[Items listed in a dataset]
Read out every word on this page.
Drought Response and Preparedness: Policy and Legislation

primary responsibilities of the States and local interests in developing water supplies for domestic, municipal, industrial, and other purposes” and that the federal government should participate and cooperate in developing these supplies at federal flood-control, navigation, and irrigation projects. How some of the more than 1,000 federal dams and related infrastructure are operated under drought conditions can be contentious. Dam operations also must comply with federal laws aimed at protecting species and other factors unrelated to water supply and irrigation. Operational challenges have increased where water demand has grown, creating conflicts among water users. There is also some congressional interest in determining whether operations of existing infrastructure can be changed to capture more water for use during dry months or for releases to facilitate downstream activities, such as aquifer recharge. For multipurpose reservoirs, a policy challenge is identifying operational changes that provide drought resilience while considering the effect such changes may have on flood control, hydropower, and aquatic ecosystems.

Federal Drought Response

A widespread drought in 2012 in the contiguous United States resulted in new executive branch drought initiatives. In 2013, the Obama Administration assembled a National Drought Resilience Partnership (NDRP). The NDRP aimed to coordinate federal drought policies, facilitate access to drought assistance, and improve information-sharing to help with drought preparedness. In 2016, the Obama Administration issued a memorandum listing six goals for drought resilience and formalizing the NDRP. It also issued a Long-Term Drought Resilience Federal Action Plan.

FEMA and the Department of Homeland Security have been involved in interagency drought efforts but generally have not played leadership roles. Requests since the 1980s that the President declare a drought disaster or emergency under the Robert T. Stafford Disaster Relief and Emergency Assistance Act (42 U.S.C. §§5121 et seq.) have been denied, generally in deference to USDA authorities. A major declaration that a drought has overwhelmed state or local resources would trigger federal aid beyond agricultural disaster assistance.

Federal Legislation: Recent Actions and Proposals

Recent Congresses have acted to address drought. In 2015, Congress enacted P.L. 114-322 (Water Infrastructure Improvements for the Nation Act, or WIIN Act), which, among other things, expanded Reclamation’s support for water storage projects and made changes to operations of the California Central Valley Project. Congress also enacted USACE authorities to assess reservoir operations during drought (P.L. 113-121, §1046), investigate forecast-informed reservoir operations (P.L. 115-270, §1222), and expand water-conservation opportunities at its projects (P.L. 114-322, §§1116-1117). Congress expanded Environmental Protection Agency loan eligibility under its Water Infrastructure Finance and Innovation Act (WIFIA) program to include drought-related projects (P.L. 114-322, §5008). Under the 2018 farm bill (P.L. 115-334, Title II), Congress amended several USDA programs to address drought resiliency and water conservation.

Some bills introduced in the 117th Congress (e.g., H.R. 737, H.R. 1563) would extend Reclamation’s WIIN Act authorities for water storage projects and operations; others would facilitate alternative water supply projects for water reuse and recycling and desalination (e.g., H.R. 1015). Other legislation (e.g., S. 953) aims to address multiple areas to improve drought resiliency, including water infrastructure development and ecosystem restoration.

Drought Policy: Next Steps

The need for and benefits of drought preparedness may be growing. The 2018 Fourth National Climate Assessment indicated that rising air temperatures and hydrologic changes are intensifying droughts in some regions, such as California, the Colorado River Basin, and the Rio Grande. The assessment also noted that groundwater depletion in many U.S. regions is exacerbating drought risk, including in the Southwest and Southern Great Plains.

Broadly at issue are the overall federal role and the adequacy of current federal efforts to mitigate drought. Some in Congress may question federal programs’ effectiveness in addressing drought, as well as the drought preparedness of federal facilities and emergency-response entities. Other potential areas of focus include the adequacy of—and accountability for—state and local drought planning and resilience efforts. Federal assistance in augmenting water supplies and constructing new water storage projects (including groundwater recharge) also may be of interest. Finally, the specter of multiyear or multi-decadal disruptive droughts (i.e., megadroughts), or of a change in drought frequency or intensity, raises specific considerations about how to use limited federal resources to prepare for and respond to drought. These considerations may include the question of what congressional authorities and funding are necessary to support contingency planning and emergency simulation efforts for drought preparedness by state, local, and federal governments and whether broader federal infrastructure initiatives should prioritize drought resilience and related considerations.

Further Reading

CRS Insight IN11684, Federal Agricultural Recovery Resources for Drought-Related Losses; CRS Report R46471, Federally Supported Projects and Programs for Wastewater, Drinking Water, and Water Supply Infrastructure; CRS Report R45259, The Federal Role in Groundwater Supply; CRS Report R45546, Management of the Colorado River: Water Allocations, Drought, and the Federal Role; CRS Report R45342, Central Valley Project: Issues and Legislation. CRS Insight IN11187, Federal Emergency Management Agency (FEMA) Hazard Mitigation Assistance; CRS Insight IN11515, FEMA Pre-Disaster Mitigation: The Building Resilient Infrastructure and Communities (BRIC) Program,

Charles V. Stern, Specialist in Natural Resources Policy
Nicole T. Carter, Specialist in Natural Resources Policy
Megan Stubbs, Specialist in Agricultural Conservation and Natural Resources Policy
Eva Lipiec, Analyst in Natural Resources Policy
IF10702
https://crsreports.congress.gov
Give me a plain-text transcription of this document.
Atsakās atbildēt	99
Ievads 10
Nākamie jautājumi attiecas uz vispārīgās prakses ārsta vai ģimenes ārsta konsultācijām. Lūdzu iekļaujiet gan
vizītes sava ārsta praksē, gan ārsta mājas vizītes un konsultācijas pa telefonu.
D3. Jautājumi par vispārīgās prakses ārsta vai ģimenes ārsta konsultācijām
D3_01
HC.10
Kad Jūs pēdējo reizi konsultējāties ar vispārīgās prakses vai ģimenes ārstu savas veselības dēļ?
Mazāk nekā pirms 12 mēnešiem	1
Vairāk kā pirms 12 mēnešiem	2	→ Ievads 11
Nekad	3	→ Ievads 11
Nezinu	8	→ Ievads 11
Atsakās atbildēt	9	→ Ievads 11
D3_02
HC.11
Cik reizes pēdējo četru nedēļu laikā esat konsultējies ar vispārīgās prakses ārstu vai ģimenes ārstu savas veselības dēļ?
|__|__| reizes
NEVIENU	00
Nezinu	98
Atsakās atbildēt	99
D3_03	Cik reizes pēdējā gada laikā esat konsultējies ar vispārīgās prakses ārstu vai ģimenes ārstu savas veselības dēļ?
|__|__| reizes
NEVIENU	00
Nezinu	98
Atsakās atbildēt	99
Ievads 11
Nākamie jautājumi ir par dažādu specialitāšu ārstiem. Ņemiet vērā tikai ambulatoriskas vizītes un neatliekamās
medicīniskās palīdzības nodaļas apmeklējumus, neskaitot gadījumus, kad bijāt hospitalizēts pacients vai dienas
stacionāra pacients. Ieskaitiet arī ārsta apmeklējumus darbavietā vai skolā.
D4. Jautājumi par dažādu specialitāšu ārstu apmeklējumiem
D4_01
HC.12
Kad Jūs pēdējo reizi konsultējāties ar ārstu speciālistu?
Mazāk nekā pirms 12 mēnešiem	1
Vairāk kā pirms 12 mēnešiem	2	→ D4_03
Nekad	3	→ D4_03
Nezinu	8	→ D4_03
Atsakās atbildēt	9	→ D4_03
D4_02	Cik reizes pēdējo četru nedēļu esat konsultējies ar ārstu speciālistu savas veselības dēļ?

> **TASK TO CARRY OUT**
Repeat the entries above exactly, leaving nothing out.

> **ANSWER BELOW**
Read out every word on this page.
Drought Response and Preparedness: Policy and Legislation

primary responsibilities of the States and local interests in developing water supplies for domestic, municipal, industrial, and other purposes” and that the federal government should participate and cooperate in developing these supplies at federal flood-control, navigation, and irrigation projects. How some of the more than 1,000 federal dams and related infrastructure are operated under drought conditions can be contentious. Dam operations also must comply with federal laws aimed at protecting species and other factors unrelated to water supply and irrigation. Operational challenges have increased where water demand has grown, creating conflicts among water users. There is also some congressional interest in determining whether operations of existing infrastructure can be changed to capture more water for use during dry months or for releases to facilitate downstream activities, such as aquifer recharge. For multipurpose reservoirs, a policy challenge is identifying operational changes that provide drought resilience while considering the effect such changes may have on flood control, hydropower, and aquatic ecosystems.

Federal Drought Response

A widespread drought in 2012 in the contiguous United States resulted in new executive branch drought initiatives. In 2013, the Obama Administration assembled a National Drought Resilience Partnership (NDRP). The NDRP aimed to coordinate federal drought policies, facilitate access to drought assistance, and improve information-sharing to help with drought preparedness. In 2016, the Obama Administration issued a memorandum listing six goals for drought resilience and formalizing the NDRP. It also issued a Long-Term Drought Resilience Federal Action Plan.

FEMA and the Department of Homeland Security have been involved in interagency drought efforts but generally have not played leadership roles. Requests since the 1980s that the President declare a drought disaster or emergency under the Robert T. Stafford Disaster Relief and Emergency Assistance Act (42 U.S.C. §§5121 et seq.) have been denied, generally in deference to USDA authorities. A major declaration that a drought has overwhelmed state or local resources would trigger federal aid beyond agricultural disaster assistance.

Federal Legislation: Recent Actions and Proposals

Recent Congresses have acted to address drought. In 2015, Congress enacted P.L. 114-322 (Water Infrastructure Improvements for the Nation Act, or WIIN Act), which, among other things, expanded Reclamation’s support for water storage projects and made changes to operations of the California Central Valley Project. Congress also enacted USACE authorities to assess reservoir operations during drought (P.L. 113-121, §1046), investigate forecast-informed reservoir operations (P.L. 115-270, §1222), and expand water-conservation opportunities at its projects (P.L. 114-322, §§1116-1117). Congress expanded Environmental Protection Agency loan eligibility under its Water Infrastructure Finance and Innovation Act (WIFIA) program to include drought-related projects (P.L. 114-322, §5008). Under the 2018 farm bill (P.L. 115-334, Title II), Congress amended several USDA programs to address drought resiliency and water conservation.

Some bills introduced in the 117th Congress (e.g., H.R. 737, H.R. 1563) would extend Reclamation’s WIIN Act authorities for water storage projects and operations; others would facilitate alternative water supply projects for water reuse and recycling and desalination (e.g., H.R. 1015). Other legislation (e.g., S. 953) aims to address multiple areas to improve drought resiliency, including water infrastructure development and ecosystem restoration.

Drought Policy: Next Steps

The need for and benefits of drought preparedness may be growing. The 2018 Fourth National Climate Assessment indicated that rising air temperatures and hydrologic changes are intensifying droughts in some regions, such as California, the Colorado River Basin, and the Rio Grande. The assessment also noted that groundwater depletion in many U.S. regions is exacerbating drought risk, including in the Southwest and Southern Great Plains.

Broadly at issue are the overall federal role and the adequacy of current federal efforts to mitigate drought. Some in Congress may question federal programs’ effectiveness in addressing drought, as well as the drought preparedness of federal facilities and emergency-response entities. Other potential areas of focus include the adequacy of—and accountability for—state and local drought planning and resilience efforts. Federal assistance in augmenting water supplies and constructing new water storage projects (including groundwater recharge) also may be of interest. Finally, the specter of multiyear or multi-decadal disruptive droughts (i.e., megadroughts), or of a change in drought frequency or intensity, raises specific considerations about how to use limited federal resources to prepare for and respond to drought. These considerations may include the question of what congressional authorities and funding are necessary to support contingency planning and emergency simulation efforts for drought preparedness by state, local, and federal governments and whether broader federal infrastructure initiatives should prioritize drought resilience and related considerations.

Further Reading

CRS Insight IN11684, Federal Agricultural Recovery Resources for Drought-Related Losses; CRS Report R46471, Federally Supported Projects and Programs for Wastewater, Drinking Water, and Water Supply Infrastructure; CRS Report R45259, The Federal Role in Groundwater Supply; CRS Report R45546, Management of the Colorado River: Water Allocations, Drought, and the Federal Role; CRS Report R45342, Central Valley Project: Issues and Legislation. CRS Insight IN11187, Federal Emergency Management Agency (FEMA) Hazard Mitigation Assistance; CRS Insight IN11515, FEMA Pre-Disaster Mitigation: The Building Resilient Infrastructure and Communities (BRIC) Program,

Charles V. Stern, Specialist in Natural Resources Policy
Nicole T. Carter, Specialist in Natural Resources Policy
Megan Stubbs, Specialist in Agricultural Conservation and Natural Resources Policy
Eva Lipiec, Analyst in Natural Resources Policy
IF10702
https://crsreports.congress.gov
Give me a plain-text transcription of this document.
Atsakās atbildēt	99
Ievads 10
Nākamie jautājumi attiecas uz vispārīgās prakses ārsta vai ģimenes ārsta konsultācijām. Lūdzu iekļaujiet gan
vizītes sava ārsta praksē, gan ārsta mājas vizītes un konsultācijas pa telefonu.
D3. Jautājumi par vispārīgās prakses ārsta vai ģimenes ārsta konsultācijām
D3_01
HC.10
Kad Jūs pēdējo reizi konsultējāties ar vispārīgās prakses vai ģimenes ārstu savas veselības dēļ?
Mazāk nekā pirms 12 mēnešiem	1
Vairāk kā pirms 12 mēnešiem	2	→ Ievads 11
Nekad	3	→ Ievads 11
Nezinu	8	→ Ievads 11
Atsakās atbildēt	9	→ Ievads 11
D3_02
HC.11
Cik reizes pēdējo četru nedēļu laikā esat konsultējies ar vispārīgās prakses ārstu vai ģimenes ārstu savas veselības dēļ?
|__|__| reizes
NEVIENU	00
Nezinu	98
Atsakās atbildēt	99
D3_03	Cik reizes pēdējā gada laikā esat konsultējies ar vispārīgās prakses ārstu vai ģimenes ārstu savas veselības dēļ?
|__|__| reizes
NEVIENU	00
Nezinu	98
Atsakās atbildēt	99
Ievads 11
Nākamie jautājumi ir par dažādu specialitāšu ārstiem. Ņemiet vērā tikai ambulatoriskas vizītes un neatliekamās
medicīniskās palīdzības nodaļas apmeklējumus, neskaitot gadījumus, kad bijāt hospitalizēts pacients vai dienas
stacionāra pacients. Ieskaitiet arī ārsta apmeklējumus darbavietā vai skolā.
D4. Jautājumi par dažādu specialitāšu ārstu apmeklējumiem
D4_01
HC.12
Kad Jūs pēdējo reizi konsultējāties ar ārstu speciālistu?
Mazāk nekā pirms 12 mēnešiem	1
Vairāk kā pirms 12 mēnešiem	2	→ D4_03
Nekad	3	→ D4_03
Nezinu	8	→ D4_03
Atsakās atbildēt	9	→ D4_03
D4_02	Cik reizes pēdējo četru nedēļu esat konsultējies ar ārstu speciālistu savas veselības dēļ?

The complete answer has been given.